[Stated problem] Each line of the listing must be transcribed exactly, except for the images, which should be excluded.

---------- The records

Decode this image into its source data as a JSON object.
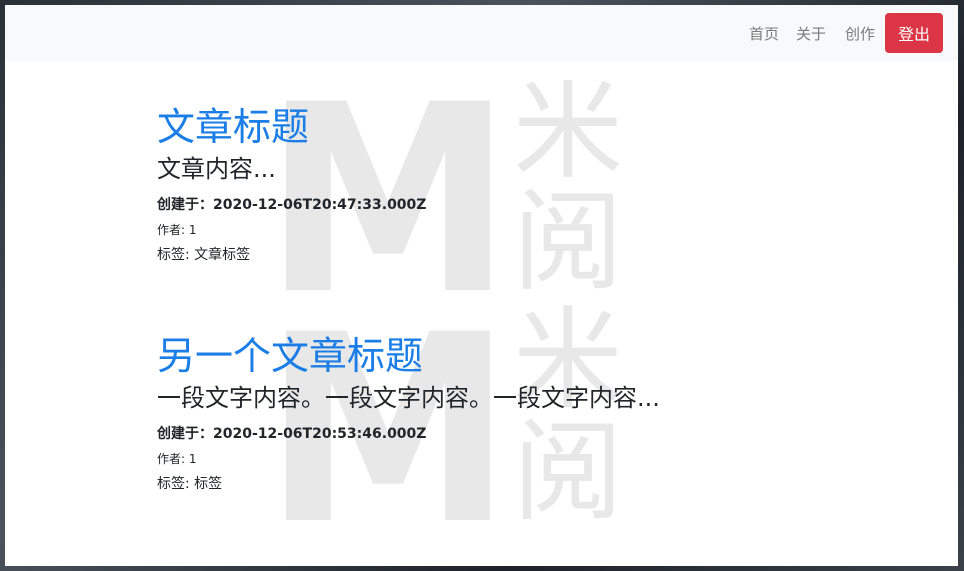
{
  "navbar": {
    "links": [
      "首页",
      "关于",
      "创作"
    ],
    "logout_label": "登出"
  },
  "watermark": {
    "letter": "M",
    "chars": [
      "米",
      "阅"
    ]
  },
  "posts": [
    {
      "title": "文章标题",
      "body": "文章内容...",
      "created": "创建于：2020-12-06T20:47:33.000Z",
      "author": "作者: 1",
      "tags": "标签: 文章标签"
    },
    {
      "title": "另一个文章标题",
      "body": "一段文字内容。一段文字内容。一段文字内容...",
      "created": "创建于：2020-12-06T20:53:46.000Z",
      "author": "作者: 1",
      "tags": "标签: 标签"
    }
  ],
  "colors": {
    "link_blue": "#1a7ee6",
    "logout_red": "#dc3545",
    "navbar_bg": "#f8f9fa",
    "watermark_gray": "#e6e6e6"
  }
}
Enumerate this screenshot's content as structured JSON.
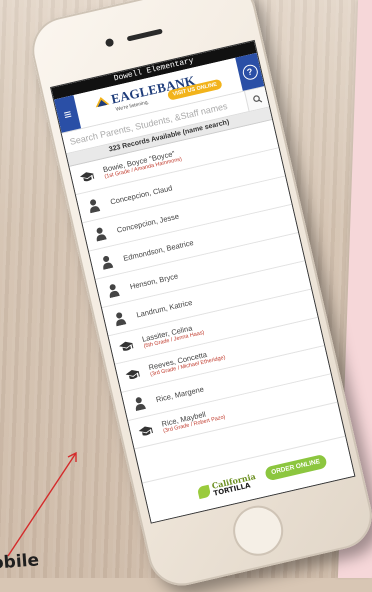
{
  "page": {
    "annotation_text": "obile"
  },
  "app": {
    "school_title": "Dowell Elementary",
    "brand_name": "EAGLEBANK",
    "brand_tagline": "We're listening.",
    "visit_button": "VISIT US ONLINE",
    "help_icon_label": "?"
  },
  "search": {
    "placeholder": "Search Parents, Students, &Staff names"
  },
  "records": {
    "summary": "323 Records Available (name search)"
  },
  "list": [
    {
      "name": "Bowie, Boyce \"Boyce\"",
      "detail": "(1st Grade / Amanda Hammons)",
      "icon": "graduation-cap-icon"
    },
    {
      "name": "Concepcion, Claud",
      "detail": "",
      "icon": "person-icon"
    },
    {
      "name": "Concepcion, Jesse",
      "detail": "",
      "icon": "person-icon"
    },
    {
      "name": "Edmondson, Beatrice",
      "detail": "",
      "icon": "person-icon"
    },
    {
      "name": "Henson, Bryce",
      "detail": "",
      "icon": "person-icon"
    },
    {
      "name": "Landrum, Katrice",
      "detail": "",
      "icon": "person-icon"
    },
    {
      "name": "Lassiter, Celina",
      "detail": "(5th Grade / Jenna Haas)",
      "icon": "graduation-cap-icon"
    },
    {
      "name": "Reeves, Concetta",
      "detail": "(3rd Grade / Michael Etheridge)",
      "icon": "graduation-cap-icon"
    },
    {
      "name": "Rice, Margene",
      "detail": "",
      "icon": "person-icon"
    },
    {
      "name": "Rice, Maybell",
      "detail": "(3rd Grade / Robert Pazo)",
      "icon": "graduation-cap-icon"
    }
  ],
  "footer": {
    "sponsor_line1": "California",
    "sponsor_line2": "TORTILLA",
    "order_button": "ORDER ONLINE"
  },
  "colors": {
    "brand_blue": "#2a4fa6",
    "visit_button": "#f2b31b",
    "detail_red": "#c0392b",
    "order_green": "#8cc63f"
  }
}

--------------------

[Exercise solution]
Decode this image into its source data as a JSON object.
{
  "navbar": {
    "links": [
      "首页",
      "关于",
      "创作"
    ],
    "logout_label": "登出"
  },
  "watermark": {
    "letter": "M",
    "chars": [
      "米",
      "阅"
    ]
  },
  "posts": [
    {
      "title": "文章标题",
      "body": "文章内容...",
      "created": "创建于：2020-12-06T20:47:33.000Z",
      "author": "作者: 1",
      "tags": "标签: 文章标签"
    },
    {
      "title": "另一个文章标题",
      "body": "一段文字内容。一段文字内容。一段文字内容...",
      "created": "创建于：2020-12-06T20:53:46.000Z",
      "author": "作者: 1",
      "tags": "标签: 标签"
    }
  ],
  "colors": {
    "link_blue": "#1a7ee6",
    "logout_red": "#dc3545",
    "navbar_bg": "#f8f9fa",
    "watermark_gray": "#e6e6e6"
  }
}
Enumerate this screenshot's content as structured JSON.
{
  "page": {
    "annotation_text": "obile"
  },
  "app": {
    "school_title": "Dowell Elementary",
    "brand_name": "EAGLEBANK",
    "brand_tagline": "We're listening.",
    "visit_button": "VISIT US ONLINE",
    "help_icon_label": "?"
  },
  "search": {
    "placeholder": "Search Parents, Students, &Staff names"
  },
  "records": {
    "summary": "323 Records Available (name search)"
  },
  "list": [
    {
      "name": "Bowie, Boyce \"Boyce\"",
      "detail": "(1st Grade / Amanda Hammons)",
      "icon": "graduation-cap-icon"
    },
    {
      "name": "Concepcion, Claud",
      "detail": "",
      "icon": "person-icon"
    },
    {
      "name": "Concepcion, Jesse",
      "detail": "",
      "icon": "person-icon"
    },
    {
      "name": "Edmondson, Beatrice",
      "detail": "",
      "icon": "person-icon"
    },
    {
      "name": "Henson, Bryce",
      "detail": "",
      "icon": "person-icon"
    },
    {
      "name": "Landrum, Katrice",
      "detail": "",
      "icon": "person-icon"
    },
    {
      "name": "Lassiter, Celina",
      "detail": "(5th Grade / Jenna Haas)",
      "icon": "graduation-cap-icon"
    },
    {
      "name": "Reeves, Concetta",
      "detail": "(3rd Grade / Michael Etheridge)",
      "icon": "graduation-cap-icon"
    },
    {
      "name": "Rice, Margene",
      "detail": "",
      "icon": "person-icon"
    },
    {
      "name": "Rice, Maybell",
      "detail": "(3rd Grade / Robert Pazo)",
      "icon": "graduation-cap-icon"
    }
  ],
  "footer": {
    "sponsor_line1": "California",
    "sponsor_line2": "TORTILLA",
    "order_button": "ORDER ONLINE"
  },
  "colors": {
    "brand_blue": "#2a4fa6",
    "visit_button": "#f2b31b",
    "detail_red": "#c0392b",
    "order_green": "#8cc63f"
  }
}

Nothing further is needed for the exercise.